>>>

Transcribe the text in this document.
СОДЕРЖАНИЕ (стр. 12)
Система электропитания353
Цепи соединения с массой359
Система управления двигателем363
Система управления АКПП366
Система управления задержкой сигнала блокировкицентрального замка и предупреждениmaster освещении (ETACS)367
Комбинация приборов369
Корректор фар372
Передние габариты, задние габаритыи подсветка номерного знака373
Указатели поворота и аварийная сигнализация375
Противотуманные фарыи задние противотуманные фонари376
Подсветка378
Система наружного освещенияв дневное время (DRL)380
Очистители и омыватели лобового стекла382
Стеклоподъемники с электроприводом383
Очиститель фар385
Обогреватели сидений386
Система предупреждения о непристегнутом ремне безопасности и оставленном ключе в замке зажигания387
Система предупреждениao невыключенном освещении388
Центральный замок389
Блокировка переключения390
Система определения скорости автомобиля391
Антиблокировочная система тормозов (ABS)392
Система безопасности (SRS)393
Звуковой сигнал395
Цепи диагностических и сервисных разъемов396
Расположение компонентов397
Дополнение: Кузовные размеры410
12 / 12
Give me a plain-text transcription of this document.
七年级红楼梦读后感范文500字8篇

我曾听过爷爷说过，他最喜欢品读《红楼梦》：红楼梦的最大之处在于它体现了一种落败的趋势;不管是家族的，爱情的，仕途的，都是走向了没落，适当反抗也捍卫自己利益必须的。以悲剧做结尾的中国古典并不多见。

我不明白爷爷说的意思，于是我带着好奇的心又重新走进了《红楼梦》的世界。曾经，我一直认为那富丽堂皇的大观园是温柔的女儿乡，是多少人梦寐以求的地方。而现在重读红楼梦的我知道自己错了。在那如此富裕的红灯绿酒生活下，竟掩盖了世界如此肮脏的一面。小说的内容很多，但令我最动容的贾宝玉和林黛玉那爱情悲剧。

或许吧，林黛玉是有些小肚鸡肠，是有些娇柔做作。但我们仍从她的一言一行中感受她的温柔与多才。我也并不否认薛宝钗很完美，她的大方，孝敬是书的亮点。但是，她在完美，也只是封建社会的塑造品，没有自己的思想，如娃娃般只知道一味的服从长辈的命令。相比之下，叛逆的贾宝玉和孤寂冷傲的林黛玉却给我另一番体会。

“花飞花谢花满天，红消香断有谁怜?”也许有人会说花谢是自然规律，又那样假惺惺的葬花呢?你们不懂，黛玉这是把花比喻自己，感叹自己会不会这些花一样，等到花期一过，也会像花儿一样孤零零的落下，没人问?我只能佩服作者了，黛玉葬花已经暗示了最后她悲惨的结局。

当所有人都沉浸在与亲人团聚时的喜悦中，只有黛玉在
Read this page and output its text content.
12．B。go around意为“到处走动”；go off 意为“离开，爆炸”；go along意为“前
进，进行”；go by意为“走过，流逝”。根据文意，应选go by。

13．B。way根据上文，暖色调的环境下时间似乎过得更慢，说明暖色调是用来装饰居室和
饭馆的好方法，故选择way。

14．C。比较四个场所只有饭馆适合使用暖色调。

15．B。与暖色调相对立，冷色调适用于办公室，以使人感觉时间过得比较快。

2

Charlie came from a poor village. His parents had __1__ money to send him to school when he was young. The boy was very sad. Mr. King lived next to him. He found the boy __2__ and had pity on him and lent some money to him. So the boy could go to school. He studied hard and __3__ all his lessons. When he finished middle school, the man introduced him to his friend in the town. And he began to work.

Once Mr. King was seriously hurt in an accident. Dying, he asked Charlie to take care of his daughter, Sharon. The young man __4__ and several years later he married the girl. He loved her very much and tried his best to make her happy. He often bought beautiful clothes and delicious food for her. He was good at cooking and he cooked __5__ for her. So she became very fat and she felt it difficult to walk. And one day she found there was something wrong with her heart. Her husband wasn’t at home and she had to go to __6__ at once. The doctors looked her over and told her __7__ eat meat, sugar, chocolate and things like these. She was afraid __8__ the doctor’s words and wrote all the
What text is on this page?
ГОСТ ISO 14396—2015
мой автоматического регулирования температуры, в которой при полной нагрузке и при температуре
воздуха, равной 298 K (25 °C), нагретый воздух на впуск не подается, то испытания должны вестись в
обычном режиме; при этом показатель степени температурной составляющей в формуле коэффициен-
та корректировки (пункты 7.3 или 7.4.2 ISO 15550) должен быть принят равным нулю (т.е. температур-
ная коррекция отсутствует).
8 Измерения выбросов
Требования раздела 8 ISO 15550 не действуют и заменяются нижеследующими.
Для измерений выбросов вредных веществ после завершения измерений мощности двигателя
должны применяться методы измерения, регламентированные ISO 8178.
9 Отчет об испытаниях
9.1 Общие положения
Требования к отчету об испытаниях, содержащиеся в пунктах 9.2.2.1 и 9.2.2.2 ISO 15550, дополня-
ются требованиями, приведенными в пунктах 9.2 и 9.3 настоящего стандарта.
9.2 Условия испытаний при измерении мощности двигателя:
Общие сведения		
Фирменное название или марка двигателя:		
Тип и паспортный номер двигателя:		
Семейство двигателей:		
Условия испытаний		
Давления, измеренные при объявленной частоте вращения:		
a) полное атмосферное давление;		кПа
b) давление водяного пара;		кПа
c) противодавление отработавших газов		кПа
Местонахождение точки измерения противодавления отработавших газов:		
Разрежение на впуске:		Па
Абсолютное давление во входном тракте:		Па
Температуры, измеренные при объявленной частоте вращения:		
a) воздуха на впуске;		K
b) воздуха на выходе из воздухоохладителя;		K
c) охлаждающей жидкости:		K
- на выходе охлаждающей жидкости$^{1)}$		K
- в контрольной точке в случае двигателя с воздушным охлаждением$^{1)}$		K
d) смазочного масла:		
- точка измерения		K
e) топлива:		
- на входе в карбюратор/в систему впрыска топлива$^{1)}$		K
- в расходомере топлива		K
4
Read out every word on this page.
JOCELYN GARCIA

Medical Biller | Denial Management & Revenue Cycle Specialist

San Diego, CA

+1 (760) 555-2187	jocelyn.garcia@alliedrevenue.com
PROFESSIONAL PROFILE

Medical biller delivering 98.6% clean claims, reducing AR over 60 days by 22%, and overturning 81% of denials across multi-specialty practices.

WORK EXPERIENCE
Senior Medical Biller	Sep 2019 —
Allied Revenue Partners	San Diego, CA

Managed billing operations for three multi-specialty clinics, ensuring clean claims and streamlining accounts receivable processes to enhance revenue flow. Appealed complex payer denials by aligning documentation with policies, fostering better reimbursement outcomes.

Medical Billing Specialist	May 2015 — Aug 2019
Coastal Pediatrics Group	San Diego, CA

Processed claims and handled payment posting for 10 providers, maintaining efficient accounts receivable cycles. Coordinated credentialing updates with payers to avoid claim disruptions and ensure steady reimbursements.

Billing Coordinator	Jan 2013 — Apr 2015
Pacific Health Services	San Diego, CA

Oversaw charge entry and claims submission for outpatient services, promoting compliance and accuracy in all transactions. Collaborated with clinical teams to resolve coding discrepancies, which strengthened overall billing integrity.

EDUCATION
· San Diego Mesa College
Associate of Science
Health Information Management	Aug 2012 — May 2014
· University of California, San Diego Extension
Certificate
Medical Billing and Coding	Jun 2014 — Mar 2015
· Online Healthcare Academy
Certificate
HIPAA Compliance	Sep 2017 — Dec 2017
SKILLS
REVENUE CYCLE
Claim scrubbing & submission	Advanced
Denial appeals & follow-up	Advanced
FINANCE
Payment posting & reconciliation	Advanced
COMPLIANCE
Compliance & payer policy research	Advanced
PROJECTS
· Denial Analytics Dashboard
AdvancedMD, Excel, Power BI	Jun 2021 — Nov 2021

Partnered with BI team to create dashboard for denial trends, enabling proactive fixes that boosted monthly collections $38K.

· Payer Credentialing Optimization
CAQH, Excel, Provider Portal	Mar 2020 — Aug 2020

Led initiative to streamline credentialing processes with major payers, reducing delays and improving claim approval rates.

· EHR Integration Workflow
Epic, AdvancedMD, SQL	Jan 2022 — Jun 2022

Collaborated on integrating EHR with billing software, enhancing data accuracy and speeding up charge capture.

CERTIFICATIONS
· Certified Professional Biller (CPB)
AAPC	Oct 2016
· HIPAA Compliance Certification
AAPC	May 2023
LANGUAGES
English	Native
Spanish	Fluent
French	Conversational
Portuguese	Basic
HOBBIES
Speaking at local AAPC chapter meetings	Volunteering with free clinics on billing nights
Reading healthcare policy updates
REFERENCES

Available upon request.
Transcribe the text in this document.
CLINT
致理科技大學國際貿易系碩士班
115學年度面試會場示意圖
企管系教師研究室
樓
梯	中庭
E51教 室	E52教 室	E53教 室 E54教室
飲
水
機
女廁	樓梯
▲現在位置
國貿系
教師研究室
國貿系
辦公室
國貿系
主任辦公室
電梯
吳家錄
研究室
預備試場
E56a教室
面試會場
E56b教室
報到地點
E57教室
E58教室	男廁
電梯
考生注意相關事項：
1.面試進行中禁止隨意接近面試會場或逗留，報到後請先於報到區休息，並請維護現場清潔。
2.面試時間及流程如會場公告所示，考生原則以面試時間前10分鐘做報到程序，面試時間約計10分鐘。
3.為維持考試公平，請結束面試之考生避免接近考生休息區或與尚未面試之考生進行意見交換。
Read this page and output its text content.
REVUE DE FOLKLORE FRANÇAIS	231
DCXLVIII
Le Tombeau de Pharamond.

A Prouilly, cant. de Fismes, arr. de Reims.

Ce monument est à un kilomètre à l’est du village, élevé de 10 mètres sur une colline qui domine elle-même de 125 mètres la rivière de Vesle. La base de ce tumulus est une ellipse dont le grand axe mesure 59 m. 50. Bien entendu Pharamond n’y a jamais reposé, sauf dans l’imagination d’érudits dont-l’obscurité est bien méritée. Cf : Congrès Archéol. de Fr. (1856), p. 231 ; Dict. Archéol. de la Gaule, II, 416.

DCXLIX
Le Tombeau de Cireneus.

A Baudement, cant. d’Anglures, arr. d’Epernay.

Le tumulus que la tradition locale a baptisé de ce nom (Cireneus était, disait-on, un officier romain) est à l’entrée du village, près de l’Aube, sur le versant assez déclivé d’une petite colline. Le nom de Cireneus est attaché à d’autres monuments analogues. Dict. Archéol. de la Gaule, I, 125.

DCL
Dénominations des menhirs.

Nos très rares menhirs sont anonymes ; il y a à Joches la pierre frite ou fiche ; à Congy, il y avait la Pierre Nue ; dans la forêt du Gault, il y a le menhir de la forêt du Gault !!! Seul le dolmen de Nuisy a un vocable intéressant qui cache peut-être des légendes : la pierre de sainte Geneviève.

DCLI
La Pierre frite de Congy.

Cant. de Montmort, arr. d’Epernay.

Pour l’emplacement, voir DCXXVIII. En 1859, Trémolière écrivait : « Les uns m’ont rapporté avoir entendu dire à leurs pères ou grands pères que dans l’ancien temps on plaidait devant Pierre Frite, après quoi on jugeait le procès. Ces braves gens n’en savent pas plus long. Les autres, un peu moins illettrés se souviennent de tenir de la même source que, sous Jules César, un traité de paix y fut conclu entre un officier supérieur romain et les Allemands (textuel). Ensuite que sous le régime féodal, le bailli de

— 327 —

<<<

# [EXERCISE BRIEF]
Read through the data and copy every line where "denials" shows up.

# [ANSWER BELOW]
Medical biller delivering 98.6% clean claims, reducing AR over 60 days by 22%, and overturning 81% of denials across multi-specialty practices.
Managed billing operations for three multi-specialty clinics, ensuring clean claims and streamlining accounts receivable processes to enhance revenue flow. Appealed complex payer denials by aligning documentation with policies, fostering better reimbursement outcomes.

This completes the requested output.